WHAT IS NEEDED:
Tell how many lines have the string "TetherUS" in them, and write nothing besides the number.
• • • • • • •
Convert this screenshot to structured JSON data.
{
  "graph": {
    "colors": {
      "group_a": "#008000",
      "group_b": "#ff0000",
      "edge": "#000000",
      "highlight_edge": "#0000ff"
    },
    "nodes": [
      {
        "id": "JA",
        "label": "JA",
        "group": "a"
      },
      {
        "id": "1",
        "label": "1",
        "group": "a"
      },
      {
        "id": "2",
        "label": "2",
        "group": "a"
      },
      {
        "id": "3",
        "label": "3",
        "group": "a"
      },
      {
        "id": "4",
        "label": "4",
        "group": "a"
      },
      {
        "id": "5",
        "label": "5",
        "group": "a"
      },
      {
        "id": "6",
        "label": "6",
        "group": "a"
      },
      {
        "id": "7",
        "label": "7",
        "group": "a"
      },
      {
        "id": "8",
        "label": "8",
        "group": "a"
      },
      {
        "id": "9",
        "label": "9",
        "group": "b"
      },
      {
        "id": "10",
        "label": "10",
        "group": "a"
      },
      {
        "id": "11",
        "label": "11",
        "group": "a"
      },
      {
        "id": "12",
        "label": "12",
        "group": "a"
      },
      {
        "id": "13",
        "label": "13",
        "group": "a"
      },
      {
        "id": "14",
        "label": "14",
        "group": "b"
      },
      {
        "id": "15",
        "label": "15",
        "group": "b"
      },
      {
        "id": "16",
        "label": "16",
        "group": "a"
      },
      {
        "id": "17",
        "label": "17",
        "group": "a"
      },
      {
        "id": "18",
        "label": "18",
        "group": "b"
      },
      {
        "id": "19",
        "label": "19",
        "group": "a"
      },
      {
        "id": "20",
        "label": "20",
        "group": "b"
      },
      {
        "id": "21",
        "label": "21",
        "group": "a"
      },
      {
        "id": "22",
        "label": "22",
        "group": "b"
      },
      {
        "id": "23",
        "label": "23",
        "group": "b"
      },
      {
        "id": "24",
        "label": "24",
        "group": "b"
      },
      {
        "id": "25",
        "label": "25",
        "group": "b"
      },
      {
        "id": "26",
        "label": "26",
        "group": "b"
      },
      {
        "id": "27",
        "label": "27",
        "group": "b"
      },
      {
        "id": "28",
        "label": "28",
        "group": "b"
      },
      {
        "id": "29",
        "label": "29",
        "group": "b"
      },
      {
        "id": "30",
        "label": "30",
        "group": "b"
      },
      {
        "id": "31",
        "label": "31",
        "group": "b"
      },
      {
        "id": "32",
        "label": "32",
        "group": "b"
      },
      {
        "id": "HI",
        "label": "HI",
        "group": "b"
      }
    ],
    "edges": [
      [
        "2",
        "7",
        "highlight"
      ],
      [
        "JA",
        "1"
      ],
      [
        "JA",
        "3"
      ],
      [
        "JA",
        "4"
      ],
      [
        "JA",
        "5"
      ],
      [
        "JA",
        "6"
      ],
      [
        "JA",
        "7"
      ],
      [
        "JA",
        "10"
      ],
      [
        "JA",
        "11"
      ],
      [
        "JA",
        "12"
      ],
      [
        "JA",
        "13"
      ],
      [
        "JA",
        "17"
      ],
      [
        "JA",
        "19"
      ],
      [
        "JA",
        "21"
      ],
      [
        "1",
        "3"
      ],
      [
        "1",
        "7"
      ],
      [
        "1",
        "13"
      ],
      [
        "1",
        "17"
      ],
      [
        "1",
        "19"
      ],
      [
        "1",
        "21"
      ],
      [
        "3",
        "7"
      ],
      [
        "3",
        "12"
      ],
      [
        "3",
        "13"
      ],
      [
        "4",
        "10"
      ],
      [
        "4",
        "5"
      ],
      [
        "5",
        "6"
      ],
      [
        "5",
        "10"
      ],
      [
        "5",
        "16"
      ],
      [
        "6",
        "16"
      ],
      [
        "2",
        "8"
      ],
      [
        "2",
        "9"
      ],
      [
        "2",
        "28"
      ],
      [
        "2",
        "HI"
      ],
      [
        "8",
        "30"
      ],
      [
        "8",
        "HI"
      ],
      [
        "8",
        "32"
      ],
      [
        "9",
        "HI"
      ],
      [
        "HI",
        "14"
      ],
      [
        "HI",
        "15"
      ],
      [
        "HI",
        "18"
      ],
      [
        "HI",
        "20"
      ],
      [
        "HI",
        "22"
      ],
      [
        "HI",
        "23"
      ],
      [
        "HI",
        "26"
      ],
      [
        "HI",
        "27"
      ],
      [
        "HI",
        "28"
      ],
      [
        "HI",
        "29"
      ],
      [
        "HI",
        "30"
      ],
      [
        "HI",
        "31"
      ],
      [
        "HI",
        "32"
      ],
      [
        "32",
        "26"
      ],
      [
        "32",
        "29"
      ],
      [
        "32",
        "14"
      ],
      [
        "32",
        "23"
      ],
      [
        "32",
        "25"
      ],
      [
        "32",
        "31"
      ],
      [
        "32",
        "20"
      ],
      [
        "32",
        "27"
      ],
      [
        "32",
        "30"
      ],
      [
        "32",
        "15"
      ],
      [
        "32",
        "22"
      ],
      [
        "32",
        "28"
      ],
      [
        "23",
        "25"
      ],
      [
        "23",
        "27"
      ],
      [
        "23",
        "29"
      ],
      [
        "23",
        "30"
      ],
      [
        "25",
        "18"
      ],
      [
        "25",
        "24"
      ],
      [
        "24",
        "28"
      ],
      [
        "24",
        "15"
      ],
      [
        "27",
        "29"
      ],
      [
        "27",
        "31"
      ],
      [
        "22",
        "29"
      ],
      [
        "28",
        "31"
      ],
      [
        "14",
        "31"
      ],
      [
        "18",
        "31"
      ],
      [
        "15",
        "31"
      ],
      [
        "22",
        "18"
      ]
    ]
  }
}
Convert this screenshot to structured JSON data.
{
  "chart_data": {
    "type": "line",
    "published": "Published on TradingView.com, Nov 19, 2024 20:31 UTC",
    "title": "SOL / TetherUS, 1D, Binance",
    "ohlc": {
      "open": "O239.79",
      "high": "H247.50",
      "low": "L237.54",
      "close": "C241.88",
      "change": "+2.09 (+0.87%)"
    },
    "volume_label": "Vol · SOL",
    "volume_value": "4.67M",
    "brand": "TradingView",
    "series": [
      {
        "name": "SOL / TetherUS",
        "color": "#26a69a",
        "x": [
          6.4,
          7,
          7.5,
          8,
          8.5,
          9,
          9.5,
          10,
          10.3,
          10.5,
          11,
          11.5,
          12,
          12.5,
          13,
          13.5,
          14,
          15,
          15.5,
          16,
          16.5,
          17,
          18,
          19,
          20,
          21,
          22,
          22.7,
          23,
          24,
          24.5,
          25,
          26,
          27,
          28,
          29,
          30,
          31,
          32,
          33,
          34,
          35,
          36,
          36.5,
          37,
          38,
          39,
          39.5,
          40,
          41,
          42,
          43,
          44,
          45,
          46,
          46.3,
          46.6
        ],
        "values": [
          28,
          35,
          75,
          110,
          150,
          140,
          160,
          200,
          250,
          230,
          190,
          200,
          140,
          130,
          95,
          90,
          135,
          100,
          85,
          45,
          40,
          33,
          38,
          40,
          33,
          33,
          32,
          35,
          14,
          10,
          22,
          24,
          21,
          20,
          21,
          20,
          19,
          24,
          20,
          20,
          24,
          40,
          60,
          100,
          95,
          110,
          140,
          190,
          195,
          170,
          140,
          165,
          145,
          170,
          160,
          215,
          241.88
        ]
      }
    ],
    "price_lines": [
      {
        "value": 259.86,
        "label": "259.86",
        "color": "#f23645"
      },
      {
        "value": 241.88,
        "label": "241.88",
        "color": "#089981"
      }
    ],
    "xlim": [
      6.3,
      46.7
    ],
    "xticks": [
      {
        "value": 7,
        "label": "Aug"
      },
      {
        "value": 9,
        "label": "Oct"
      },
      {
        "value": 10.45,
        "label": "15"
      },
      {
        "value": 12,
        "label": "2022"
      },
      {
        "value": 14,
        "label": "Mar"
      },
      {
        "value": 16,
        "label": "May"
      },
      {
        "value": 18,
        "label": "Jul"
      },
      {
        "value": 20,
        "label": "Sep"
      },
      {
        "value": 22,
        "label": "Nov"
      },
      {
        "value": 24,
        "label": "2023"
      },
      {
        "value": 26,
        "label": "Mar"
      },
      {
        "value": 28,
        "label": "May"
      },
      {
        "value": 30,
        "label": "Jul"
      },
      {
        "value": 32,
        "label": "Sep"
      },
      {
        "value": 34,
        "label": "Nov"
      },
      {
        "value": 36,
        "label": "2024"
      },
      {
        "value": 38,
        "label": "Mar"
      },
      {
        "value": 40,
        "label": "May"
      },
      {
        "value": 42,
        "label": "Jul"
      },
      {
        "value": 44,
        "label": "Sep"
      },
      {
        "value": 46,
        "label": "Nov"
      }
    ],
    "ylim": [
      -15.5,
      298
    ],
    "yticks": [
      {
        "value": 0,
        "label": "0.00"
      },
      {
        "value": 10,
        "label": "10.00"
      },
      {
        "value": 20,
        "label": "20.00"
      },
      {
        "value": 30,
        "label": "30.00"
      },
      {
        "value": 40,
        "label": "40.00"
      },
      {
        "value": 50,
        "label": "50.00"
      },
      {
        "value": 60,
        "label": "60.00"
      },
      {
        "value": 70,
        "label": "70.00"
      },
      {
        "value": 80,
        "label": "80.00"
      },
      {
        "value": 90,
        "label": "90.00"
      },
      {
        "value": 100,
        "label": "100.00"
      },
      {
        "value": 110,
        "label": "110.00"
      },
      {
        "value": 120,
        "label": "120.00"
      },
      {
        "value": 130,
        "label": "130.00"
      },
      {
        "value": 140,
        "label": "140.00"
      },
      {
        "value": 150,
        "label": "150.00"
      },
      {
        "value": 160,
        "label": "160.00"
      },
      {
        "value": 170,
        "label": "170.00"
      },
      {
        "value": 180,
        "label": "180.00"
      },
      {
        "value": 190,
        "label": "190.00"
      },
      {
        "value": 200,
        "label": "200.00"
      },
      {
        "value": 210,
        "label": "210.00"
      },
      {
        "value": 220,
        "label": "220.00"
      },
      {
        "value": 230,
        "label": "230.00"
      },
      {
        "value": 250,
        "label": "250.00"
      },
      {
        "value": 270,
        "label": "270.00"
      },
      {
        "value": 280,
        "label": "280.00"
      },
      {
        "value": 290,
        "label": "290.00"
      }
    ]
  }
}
• • • • • • •
TASK OUTPUT:
2